§ Job: Which lines hold the word "rule"? Copy each of them from the material.

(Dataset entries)
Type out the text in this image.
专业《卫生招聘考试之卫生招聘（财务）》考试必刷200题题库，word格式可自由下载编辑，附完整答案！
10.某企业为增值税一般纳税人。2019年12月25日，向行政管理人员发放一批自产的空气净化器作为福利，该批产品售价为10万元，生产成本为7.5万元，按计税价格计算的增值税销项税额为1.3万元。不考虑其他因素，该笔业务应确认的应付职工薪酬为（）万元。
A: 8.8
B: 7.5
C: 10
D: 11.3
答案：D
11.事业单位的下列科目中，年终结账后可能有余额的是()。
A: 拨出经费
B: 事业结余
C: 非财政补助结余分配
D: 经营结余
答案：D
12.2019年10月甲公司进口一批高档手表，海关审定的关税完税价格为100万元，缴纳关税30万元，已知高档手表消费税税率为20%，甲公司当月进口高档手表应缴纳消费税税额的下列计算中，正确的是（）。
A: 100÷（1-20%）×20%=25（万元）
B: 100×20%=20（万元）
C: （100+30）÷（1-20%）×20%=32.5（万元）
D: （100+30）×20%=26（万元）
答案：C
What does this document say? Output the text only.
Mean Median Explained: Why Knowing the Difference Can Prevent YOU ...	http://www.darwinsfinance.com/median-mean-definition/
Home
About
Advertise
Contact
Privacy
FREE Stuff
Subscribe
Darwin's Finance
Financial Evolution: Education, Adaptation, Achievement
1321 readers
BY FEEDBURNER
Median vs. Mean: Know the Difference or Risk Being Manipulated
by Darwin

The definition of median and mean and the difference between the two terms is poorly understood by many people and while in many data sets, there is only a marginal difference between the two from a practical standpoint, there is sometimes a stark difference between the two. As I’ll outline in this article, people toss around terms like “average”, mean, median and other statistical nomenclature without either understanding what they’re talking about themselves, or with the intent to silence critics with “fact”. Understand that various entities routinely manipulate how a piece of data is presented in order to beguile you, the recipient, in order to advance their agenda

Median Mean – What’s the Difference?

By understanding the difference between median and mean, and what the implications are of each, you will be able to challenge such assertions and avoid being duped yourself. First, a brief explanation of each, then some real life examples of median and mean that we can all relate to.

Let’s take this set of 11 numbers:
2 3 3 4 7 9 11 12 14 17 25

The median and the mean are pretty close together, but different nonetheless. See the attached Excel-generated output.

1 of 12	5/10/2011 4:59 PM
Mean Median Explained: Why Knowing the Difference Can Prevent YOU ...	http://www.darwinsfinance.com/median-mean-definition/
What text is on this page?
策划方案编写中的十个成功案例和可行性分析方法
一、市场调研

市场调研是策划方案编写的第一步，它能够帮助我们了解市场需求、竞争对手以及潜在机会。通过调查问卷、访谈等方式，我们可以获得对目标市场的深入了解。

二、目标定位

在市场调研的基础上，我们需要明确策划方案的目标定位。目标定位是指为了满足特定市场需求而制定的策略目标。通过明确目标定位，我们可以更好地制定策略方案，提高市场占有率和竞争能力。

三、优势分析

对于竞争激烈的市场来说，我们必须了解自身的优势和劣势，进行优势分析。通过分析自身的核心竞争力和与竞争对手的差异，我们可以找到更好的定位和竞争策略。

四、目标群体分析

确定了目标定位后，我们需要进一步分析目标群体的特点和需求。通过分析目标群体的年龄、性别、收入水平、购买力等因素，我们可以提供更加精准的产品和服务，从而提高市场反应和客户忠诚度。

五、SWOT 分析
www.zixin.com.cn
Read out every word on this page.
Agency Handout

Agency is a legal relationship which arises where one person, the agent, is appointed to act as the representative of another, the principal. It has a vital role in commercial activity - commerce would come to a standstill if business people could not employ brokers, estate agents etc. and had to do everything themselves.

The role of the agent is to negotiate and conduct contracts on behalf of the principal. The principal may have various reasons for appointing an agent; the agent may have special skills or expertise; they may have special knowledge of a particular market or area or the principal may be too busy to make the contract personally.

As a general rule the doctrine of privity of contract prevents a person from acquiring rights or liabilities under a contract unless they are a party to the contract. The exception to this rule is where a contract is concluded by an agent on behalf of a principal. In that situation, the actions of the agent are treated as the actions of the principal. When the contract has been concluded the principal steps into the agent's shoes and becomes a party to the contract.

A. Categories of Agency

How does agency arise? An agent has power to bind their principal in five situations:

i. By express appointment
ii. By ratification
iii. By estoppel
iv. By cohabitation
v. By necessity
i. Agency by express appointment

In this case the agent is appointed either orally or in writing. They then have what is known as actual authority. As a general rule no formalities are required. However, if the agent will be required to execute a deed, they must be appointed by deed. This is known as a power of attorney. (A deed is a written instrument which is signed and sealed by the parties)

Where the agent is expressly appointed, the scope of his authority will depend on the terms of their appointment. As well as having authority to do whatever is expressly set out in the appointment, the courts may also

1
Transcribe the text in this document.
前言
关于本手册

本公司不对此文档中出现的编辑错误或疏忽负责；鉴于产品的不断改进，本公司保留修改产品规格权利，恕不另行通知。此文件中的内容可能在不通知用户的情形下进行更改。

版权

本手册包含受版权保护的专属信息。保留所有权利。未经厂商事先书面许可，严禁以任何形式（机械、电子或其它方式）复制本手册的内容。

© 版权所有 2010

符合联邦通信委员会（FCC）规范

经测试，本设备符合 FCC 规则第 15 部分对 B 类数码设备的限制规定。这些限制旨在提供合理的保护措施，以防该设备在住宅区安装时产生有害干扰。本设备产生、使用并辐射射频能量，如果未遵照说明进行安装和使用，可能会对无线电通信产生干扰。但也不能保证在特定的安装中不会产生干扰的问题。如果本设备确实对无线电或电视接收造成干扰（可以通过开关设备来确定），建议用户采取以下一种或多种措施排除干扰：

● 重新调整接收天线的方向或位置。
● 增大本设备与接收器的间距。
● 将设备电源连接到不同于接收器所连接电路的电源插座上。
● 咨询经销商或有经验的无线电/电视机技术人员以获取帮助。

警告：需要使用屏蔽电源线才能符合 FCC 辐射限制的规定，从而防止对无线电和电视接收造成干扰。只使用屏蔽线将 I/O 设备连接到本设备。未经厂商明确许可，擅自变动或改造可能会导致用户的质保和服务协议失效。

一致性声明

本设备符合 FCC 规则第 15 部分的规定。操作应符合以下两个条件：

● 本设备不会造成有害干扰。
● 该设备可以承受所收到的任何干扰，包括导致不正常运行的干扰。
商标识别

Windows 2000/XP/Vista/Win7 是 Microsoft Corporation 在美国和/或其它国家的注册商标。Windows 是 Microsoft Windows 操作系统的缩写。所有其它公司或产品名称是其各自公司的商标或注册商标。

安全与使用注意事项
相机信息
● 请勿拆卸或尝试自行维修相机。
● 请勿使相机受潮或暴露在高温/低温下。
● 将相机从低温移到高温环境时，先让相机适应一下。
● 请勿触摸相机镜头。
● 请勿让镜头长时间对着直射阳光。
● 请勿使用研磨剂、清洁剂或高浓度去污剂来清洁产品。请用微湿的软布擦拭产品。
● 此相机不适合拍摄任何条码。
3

§ Completed exercise:
As a general rule the doctrine of privity of contract prevents a person from acquiring rights or liabilities under a contract unless they are a party to the contract. The exception to this rule is where a contract is concluded by an agent on behalf of a principal. In that situation, the actions of the agent are treated as the actions of the principal. When the contract has been concluded the principal steps into the agent's shoes and becomes a party to the contract.
In this case the agent is appointed either orally or in writing. They then have what is known as actual authority. As a general rule no formalities are required. However, if the agent will be required to execute a deed, they must be appointed by deed. This is known as a power of attorney. (A deed is a written instrument which is signed and sealed by the parties)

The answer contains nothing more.